▶ **GIVEN RECORDS**
○ ○ ○ ○ ○ ○ ○
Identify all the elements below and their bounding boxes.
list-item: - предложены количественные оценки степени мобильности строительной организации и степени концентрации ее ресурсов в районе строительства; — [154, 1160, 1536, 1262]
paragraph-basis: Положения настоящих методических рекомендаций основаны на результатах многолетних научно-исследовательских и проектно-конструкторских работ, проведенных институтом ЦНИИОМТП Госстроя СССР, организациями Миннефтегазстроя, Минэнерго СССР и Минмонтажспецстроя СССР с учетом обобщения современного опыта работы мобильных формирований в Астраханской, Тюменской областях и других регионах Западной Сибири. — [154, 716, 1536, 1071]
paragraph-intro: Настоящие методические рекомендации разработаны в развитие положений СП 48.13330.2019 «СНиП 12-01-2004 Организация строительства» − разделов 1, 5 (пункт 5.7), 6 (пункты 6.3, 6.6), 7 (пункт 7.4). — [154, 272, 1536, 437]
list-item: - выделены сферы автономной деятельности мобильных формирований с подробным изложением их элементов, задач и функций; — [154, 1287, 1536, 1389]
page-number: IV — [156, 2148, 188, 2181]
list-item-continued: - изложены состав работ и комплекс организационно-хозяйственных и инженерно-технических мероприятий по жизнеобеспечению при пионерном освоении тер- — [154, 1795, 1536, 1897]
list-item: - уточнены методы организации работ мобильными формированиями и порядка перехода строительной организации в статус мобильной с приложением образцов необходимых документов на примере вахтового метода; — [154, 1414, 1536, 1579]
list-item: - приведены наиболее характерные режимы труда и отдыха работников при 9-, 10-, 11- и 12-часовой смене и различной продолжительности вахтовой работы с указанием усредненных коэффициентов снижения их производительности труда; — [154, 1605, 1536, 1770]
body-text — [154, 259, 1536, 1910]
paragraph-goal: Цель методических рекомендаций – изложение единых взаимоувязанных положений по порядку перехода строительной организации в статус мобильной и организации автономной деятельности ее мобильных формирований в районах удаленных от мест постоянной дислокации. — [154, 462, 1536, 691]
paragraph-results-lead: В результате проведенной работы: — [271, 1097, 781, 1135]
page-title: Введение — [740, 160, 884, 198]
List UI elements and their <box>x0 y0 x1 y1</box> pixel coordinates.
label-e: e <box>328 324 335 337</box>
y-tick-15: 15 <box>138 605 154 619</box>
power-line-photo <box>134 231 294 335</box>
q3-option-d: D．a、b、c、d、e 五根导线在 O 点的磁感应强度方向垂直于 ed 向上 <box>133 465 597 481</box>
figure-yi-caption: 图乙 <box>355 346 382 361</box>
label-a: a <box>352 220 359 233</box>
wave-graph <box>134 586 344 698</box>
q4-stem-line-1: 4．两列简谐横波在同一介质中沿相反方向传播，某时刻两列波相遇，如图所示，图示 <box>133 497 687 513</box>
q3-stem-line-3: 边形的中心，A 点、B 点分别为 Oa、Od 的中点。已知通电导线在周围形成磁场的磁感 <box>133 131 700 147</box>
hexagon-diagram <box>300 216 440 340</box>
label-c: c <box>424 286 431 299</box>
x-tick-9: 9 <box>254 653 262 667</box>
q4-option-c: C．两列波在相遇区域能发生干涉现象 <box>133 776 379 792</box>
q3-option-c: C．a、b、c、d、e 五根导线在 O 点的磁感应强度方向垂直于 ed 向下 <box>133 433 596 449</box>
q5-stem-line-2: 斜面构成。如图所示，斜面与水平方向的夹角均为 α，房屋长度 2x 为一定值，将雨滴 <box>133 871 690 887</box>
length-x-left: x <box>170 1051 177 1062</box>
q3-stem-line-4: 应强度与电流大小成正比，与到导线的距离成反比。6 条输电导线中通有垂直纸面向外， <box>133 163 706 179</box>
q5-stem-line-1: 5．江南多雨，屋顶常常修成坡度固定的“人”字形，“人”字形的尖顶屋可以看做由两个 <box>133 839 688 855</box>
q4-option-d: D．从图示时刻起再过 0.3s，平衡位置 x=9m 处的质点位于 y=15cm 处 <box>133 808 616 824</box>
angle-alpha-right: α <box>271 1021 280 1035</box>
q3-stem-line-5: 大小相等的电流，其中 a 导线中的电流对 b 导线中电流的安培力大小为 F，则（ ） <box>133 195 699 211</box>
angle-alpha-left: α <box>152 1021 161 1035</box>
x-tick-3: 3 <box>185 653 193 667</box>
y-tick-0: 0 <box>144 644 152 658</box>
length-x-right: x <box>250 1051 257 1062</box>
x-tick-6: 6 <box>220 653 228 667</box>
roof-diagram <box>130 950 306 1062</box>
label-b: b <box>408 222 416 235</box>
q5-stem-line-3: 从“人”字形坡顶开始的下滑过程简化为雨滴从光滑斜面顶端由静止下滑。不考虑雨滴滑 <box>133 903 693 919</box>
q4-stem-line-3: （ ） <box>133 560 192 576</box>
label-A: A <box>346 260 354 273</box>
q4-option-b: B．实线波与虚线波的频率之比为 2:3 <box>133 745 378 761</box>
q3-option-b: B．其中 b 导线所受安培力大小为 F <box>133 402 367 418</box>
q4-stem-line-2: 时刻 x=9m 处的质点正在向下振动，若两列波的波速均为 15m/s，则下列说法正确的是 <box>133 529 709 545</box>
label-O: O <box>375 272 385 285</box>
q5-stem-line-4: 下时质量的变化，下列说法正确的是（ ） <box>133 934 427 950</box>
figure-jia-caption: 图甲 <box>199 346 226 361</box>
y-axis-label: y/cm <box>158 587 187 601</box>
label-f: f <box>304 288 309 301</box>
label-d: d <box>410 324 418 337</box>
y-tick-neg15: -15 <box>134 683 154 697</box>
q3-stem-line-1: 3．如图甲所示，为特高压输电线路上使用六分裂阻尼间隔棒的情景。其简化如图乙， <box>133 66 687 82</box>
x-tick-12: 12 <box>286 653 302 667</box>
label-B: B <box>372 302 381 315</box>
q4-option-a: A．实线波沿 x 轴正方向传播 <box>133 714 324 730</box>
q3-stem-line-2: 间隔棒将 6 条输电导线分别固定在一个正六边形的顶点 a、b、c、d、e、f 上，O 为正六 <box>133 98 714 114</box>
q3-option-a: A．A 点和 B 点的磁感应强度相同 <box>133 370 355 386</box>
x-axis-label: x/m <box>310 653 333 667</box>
○ ○ ○ ○ ○ ○ ○
▶ **EXERCISE**
Can you reproduce the whole listing with every "методических рекомендаций" replaced by "методических указаний" and nothing else changed?

▶ **FINISHED ANSWER**
Identify all the elements below and their bounding boxes.
list-item: - предложены количественные оценки степени мобильности строительной организации и степени концентрации ее ресурсов в районе строительства; — [154, 1160, 1536, 1262]
paragraph-basis: Положения настоящих методических указаний основаны на результатах многолетних научно-исследовательских и проектно-конструкторских работ, проведенных институтом ЦНИИОМТП Госстроя СССР, организациями Миннефтегазстроя, Минэнерго СССР и Минмонтажспецстроя СССР с учетом обобщения современного опыта работы мобильных формирований в Астраханской, Тюменской областях и других регионах Западной Сибири. — [154, 716, 1536, 1071]
paragraph-intro: Настоящие методические рекомендации разработаны в развитие положений СП 48.13330.2019 «СНиП 12-01-2004 Организация строительства» − разделов 1, 5 (пункт 5.7), 6 (пункты 6.3, 6.6), 7 (пункт 7.4). — [154, 272, 1536, 437]
list-item: - выделены сферы автономной деятельности мобильных формирований с подробным изложением их элементов, задач и функций; — [154, 1287, 1536, 1389]
page-number: IV — [156, 2148, 188, 2181]
list-item-continued: - изложены состав работ и комплекс организационно-хозяйственных и инженерно-технических мероприятий по жизнеобеспечению при пионерном освоении тер- — [154, 1795, 1536, 1897]
list-item: - уточнены методы организации работ мобильными формированиями и порядка перехода строительной организации в статус мобильной с приложением образцов необходимых документов на примере вахтового метода; — [154, 1414, 1536, 1579]
list-item: - приведены наиболее характерные режимы труда и отдыха работников при 9-, 10-, 11- и 12-часовой смене и различной продолжительности вахтовой работы с указанием усредненных коэффициентов снижения их производительности труда; — [154, 1605, 1536, 1770]
body-text — [154, 259, 1536, 1910]
paragraph-goal: Цель методических указаний – изложение единых взаимоувязанных положений по порядку перехода строительной организации в статус мобильной и организации автономной деятельности ее мобильных формирований в районах удаленных от мест постоянной дислокации. — [154, 462, 1536, 691]
paragraph-results-lead: В результате проведенной работы: — [271, 1097, 781, 1135]
page-title: Введение — [740, 160, 884, 198]
List UI elements and their <box>x0 y0 x1 y1</box> pixel coordinates.
label-e: e <box>328 324 335 337</box>
y-tick-15: 15 <box>138 605 154 619</box>
power-line-photo <box>134 231 294 335</box>
q3-option-d: D．a、b、c、d、e 五根导线在 O 点的磁感应强度方向垂直于 ed 向上 <box>133 465 597 481</box>
figure-yi-caption: 图乙 <box>355 346 382 361</box>
label-a: a <box>352 220 359 233</box>
wave-graph <box>134 586 344 698</box>
q4-stem-line-1: 4．两列简谐横波在同一介质中沿相反方向传播，某时刻两列波相遇，如图所示，图示 <box>133 497 687 513</box>
q3-stem-line-3: 边形的中心，A 点、B 点分别为 Oa、Od 的中点。已知通电导线在周围形成磁场的磁感 <box>133 131 700 147</box>
hexagon-diagram <box>300 216 440 340</box>
label-c: c <box>424 286 431 299</box>
x-tick-9: 9 <box>254 653 262 667</box>
q4-option-c: C．两列波在相遇区域能发生干涉现象 <box>133 776 379 792</box>
q3-option-c: C．a、b、c、d、e 五根导线在 O 点的磁感应强度方向垂直于 ed 向下 <box>133 433 596 449</box>
q5-stem-line-2: 斜面构成。如图所示，斜面与水平方向的夹角均为 α，房屋长度 2x 为一定值，将雨滴 <box>133 871 690 887</box>
length-x-left: x <box>170 1051 177 1062</box>
q3-stem-line-4: 应强度与电流大小成正比，与到导线的距离成反比。6 条输电导线中通有垂直纸面向外， <box>133 163 706 179</box>
q5-stem-line-1: 5．江南多雨，屋顶常常修成坡度固定的“人”字形，“人”字形的尖顶屋可以看做由两个 <box>133 839 688 855</box>
q4-option-d: D．从图示时刻起再过 0.3s，平衡位置 x=9m 处的质点位于 y=15cm 处 <box>133 808 616 824</box>
angle-alpha-right: α <box>271 1021 280 1035</box>
q3-stem-line-5: 大小相等的电流，其中 a 导线中的电流对 b 导线中电流的安培力大小为 F，则（ ） <box>133 195 699 211</box>
angle-alpha-left: α <box>152 1021 161 1035</box>
x-tick-3: 3 <box>185 653 193 667</box>
y-tick-0: 0 <box>144 644 152 658</box>
length-x-right: x <box>250 1051 257 1062</box>
x-tick-6: 6 <box>220 653 228 667</box>
roof-diagram <box>130 950 306 1062</box>
label-b: b <box>408 222 416 235</box>
q5-stem-line-3: 从“人”字形坡顶开始的下滑过程简化为雨滴从光滑斜面顶端由静止下滑。不考虑雨滴滑 <box>133 903 693 919</box>
q4-stem-line-3: （ ） <box>133 560 192 576</box>
label-A: A <box>346 260 354 273</box>
q4-option-b: B．实线波与虚线波的频率之比为 2:3 <box>133 745 378 761</box>
q3-option-b: B．其中 b 导线所受安培力大小为 F <box>133 402 367 418</box>
q4-stem-line-2: 时刻 x=9m 处的质点正在向下振动，若两列波的波速均为 15m/s，则下列说法正确的是 <box>133 529 709 545</box>
label-O: O <box>375 272 385 285</box>
q5-stem-line-4: 下时质量的变化，下列说法正确的是（ ） <box>133 934 427 950</box>
figure-jia-caption: 图甲 <box>199 346 226 361</box>
y-axis-label: y/cm <box>158 587 187 601</box>
label-f: f <box>304 288 309 301</box>
label-d: d <box>410 324 418 337</box>
y-tick-neg15: -15 <box>134 683 154 697</box>
q3-stem-line-1: 3．如图甲所示，为特高压输电线路上使用六分裂阻尼间隔棒的情景。其简化如图乙， <box>133 66 687 82</box>
x-tick-12: 12 <box>286 653 302 667</box>
label-B: B <box>372 302 381 315</box>
q4-option-a: A．实线波沿 x 轴正方向传播 <box>133 714 324 730</box>
q3-stem-line-2: 间隔棒将 6 条输电导线分别固定在一个正六边形的顶点 a、b、c、d、e、f 上，O 为正六 <box>133 98 714 114</box>
q3-option-a: A．A 点和 B 点的磁感应强度相同 <box>133 370 355 386</box>
x-axis-label: x/m <box>310 653 333 667</box>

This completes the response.